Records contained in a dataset
■ ■ ■ ■ ■

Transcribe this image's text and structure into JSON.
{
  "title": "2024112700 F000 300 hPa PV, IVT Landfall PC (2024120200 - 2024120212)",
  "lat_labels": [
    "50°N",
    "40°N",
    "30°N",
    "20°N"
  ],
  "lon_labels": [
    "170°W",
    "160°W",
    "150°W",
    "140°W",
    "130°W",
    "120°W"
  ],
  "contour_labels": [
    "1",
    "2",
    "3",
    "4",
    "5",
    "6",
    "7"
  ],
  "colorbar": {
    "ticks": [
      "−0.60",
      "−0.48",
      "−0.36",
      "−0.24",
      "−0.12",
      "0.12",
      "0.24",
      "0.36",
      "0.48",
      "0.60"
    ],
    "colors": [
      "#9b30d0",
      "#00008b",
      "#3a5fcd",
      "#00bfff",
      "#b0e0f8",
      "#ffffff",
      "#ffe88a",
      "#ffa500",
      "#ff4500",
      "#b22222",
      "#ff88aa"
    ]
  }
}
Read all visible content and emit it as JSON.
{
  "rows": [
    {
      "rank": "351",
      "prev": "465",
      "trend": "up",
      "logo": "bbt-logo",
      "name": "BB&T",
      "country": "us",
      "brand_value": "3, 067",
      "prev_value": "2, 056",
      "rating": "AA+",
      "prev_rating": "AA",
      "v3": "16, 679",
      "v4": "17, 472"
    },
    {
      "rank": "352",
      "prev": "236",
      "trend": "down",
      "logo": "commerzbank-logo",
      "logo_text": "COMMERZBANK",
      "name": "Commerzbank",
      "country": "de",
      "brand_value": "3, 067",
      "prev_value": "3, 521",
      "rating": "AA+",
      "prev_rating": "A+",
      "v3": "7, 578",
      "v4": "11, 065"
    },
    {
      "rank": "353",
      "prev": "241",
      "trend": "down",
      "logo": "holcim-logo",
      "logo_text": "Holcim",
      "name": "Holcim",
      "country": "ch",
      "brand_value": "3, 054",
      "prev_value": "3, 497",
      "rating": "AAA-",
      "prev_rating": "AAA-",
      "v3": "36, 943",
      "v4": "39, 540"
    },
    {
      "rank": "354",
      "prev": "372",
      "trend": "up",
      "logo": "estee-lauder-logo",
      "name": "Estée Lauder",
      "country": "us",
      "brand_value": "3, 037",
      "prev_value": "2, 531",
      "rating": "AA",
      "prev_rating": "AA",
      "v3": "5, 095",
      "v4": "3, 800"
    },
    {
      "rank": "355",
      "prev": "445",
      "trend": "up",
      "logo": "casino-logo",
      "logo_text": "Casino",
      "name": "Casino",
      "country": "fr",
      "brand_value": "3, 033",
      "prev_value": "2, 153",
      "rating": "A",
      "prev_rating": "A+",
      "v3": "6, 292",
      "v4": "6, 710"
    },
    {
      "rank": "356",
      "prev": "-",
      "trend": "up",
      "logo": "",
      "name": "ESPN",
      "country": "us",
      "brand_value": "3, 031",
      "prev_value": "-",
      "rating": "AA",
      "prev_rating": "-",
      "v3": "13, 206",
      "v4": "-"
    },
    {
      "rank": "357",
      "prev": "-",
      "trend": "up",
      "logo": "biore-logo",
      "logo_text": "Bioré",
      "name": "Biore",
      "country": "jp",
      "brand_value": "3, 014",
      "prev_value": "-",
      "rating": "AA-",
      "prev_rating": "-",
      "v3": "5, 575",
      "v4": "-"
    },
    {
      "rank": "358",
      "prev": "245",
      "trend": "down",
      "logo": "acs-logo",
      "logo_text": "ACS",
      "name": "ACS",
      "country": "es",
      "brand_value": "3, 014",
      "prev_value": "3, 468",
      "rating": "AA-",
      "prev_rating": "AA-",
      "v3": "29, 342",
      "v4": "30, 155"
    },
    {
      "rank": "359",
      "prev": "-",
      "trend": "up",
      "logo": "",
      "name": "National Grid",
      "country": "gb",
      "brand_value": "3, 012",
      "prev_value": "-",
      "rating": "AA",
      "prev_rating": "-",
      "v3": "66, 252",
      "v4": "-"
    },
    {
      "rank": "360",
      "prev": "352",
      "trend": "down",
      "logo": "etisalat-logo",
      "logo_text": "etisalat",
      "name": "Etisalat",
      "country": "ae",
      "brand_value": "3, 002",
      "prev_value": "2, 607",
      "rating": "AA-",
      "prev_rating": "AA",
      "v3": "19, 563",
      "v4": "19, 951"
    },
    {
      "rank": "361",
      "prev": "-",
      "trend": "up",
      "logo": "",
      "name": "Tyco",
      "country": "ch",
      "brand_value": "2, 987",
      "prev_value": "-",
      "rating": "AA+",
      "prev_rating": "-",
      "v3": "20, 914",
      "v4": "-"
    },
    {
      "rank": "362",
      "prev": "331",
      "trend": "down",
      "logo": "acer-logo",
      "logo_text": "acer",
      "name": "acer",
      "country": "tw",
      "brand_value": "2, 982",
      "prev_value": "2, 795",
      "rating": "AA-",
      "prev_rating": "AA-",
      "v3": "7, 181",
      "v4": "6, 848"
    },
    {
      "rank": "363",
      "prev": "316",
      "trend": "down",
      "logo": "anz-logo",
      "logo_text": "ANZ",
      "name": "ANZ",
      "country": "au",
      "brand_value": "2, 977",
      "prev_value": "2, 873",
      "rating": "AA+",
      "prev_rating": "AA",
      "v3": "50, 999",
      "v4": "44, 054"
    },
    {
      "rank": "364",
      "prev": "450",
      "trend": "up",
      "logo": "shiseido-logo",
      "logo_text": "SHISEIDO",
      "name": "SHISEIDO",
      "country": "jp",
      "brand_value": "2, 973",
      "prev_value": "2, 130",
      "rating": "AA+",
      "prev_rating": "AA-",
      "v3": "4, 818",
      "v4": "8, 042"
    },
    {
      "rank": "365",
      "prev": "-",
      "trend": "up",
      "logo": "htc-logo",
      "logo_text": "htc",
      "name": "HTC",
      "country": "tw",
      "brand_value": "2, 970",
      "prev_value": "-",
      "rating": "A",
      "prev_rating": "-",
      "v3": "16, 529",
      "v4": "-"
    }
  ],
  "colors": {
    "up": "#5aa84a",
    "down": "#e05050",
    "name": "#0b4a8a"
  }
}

■ ■ ■ ■ ■

Return all lines with the word "JSON" in them.

#### SOLUTION FOR THIS EXERCISE:
Transcribe this image's text and structure into JSON.
Read all visible content and emit it as JSON.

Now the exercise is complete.